Would you extract the whole listing below and retype it exactly?
--- START OF Stored data ---
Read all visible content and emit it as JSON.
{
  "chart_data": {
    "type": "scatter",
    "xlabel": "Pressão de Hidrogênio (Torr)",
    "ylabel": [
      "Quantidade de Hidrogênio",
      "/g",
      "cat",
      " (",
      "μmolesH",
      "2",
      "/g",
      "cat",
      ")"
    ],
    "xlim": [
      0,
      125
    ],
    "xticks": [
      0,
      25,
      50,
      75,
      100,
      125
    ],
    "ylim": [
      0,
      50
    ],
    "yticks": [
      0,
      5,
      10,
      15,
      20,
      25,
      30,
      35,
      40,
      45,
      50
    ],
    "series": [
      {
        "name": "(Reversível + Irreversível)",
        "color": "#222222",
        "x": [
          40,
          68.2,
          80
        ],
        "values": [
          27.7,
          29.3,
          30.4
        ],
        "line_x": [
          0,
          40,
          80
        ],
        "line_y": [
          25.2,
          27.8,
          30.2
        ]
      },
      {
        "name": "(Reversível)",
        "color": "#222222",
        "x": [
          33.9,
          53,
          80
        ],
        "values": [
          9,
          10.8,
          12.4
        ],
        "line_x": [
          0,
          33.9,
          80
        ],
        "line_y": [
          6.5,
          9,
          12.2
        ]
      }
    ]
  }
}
--- END OF Stored data ---
• _Right answer_:
Read all visible content and emit it as JSON.
{
  "chart_data": {
    "type": "scatter",
    "xlabel": "Pressão de Hidrogênio (Torr)",
    "ylabel": [
      "Quantidade de Hidrogênio",
      "/g",
      "cat",
      " (",
      "μmolesH",
      "2",
      "/g",
      "cat",
      ")"
    ],
    "xlim": [
      0,
      125
    ],
    "xticks": [
      0,
      25,
      50,
      75,
      100,
      125
    ],
    "ylim": [
      0,
      50
    ],
    "yticks": [
      0,
      5,
      10,
      15,
      20,
      25,
      30,
      35,
      40,
      45,
      50
    ],
    "series": [
      {
        "name": "(Reversível + Irreversível)",
        "color": "#222222",
        "x": [
          40,
          68.2,
          80
        ],
        "values": [
          27.7,
          29.3,
          30.4
        ],
        "line_x": [
          0,
          40,
          80
        ],
        "line_y": [
          25.2,
          27.8,
          30.2
        ]
      },
      {
        "name": "(Reversível)",
        "color": "#222222",
        "x": [
          33.9,
          53,
          80
        ],
        "values": [
          9,
          10.8,
          12.4
        ],
        "line_x": [
          0,
          33.9,
          80
        ],
        "line_y": [
          6.5,
          9,
          12.2
        ]
      }
    ]
  }
}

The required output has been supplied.